REQUIRED TASK:
Every record below should be transcribed exactly. Omit the images.

++++++++

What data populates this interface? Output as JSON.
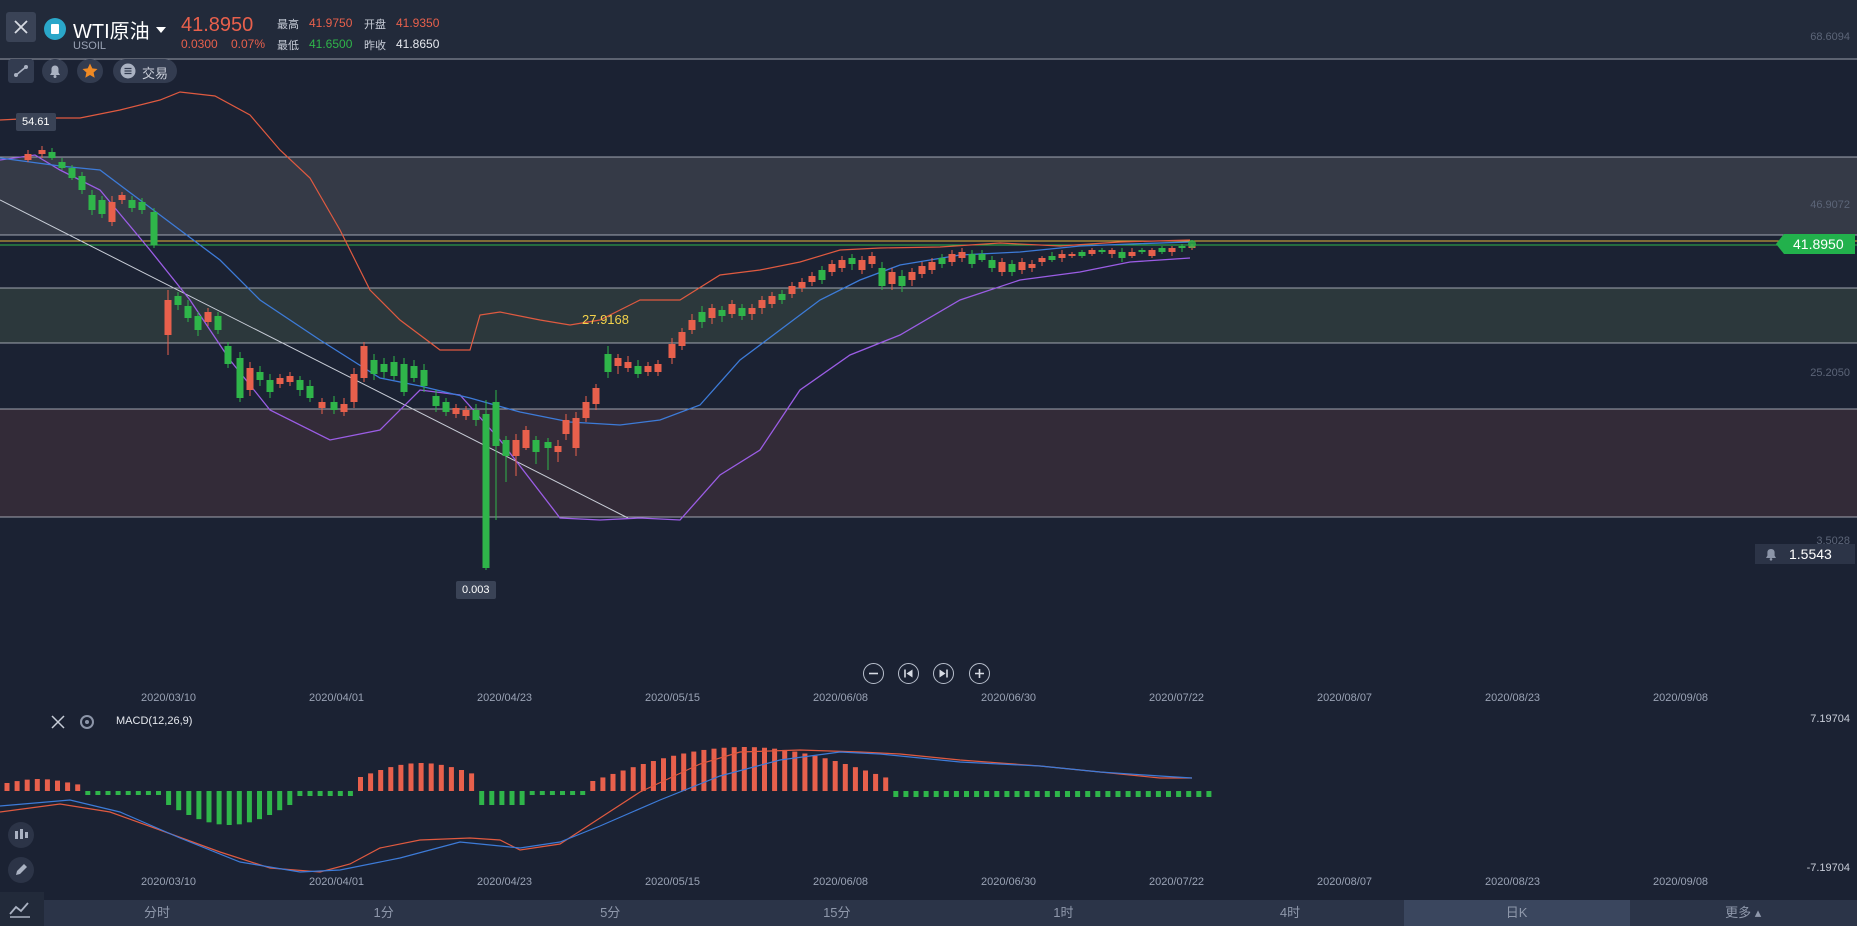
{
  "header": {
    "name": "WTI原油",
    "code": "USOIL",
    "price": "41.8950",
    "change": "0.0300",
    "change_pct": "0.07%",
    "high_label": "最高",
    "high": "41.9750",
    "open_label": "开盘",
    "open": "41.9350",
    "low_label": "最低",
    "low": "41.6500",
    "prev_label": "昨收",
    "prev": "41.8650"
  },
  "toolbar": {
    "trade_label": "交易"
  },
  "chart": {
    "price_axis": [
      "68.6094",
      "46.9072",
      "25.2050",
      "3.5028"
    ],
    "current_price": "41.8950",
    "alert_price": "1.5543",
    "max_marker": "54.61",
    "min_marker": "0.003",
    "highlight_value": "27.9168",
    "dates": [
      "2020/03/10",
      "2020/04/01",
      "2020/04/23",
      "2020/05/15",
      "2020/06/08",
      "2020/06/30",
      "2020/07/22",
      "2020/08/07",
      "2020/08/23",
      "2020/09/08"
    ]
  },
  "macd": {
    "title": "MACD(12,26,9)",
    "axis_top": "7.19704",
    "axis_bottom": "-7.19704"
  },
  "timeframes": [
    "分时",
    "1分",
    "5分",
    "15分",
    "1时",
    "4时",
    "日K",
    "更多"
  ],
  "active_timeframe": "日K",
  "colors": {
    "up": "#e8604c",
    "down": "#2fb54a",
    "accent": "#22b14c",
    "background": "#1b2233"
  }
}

++++++++

THE RESULT:
What data populates this interface? Output as JSON.
{
  "header": {
    "name": "WTI原油",
    "code": "USOIL",
    "price": "41.8950",
    "change": "0.0300",
    "change_pct": "0.07%",
    "high_label": "最高",
    "high": "41.9750",
    "open_label": "开盘",
    "open": "41.9350",
    "low_label": "最低",
    "low": "41.6500",
    "prev_label": "昨收",
    "prev": "41.8650"
  },
  "toolbar": {
    "trade_label": "交易"
  },
  "chart": {
    "price_axis": [
      "68.6094",
      "46.9072",
      "25.2050",
      "3.5028"
    ],
    "current_price": "41.8950",
    "alert_price": "1.5543",
    "max_marker": "54.61",
    "min_marker": "0.003",
    "highlight_value": "27.9168",
    "dates": [
      "2020/03/10",
      "2020/04/01",
      "2020/04/23",
      "2020/05/15",
      "2020/06/08",
      "2020/06/30",
      "2020/07/22",
      "2020/08/07",
      "2020/08/23",
      "2020/09/08"
    ]
  },
  "macd": {
    "title": "MACD(12,26,9)",
    "axis_top": "7.19704",
    "axis_bottom": "-7.19704"
  },
  "timeframes": [
    "分时",
    "1分",
    "5分",
    "15分",
    "1时",
    "4时",
    "日K",
    "更多"
  ],
  "active_timeframe": "日K",
  "colors": {
    "up": "#e8604c",
    "down": "#2fb54a",
    "accent": "#22b14c",
    "background": "#1b2233"
  }
}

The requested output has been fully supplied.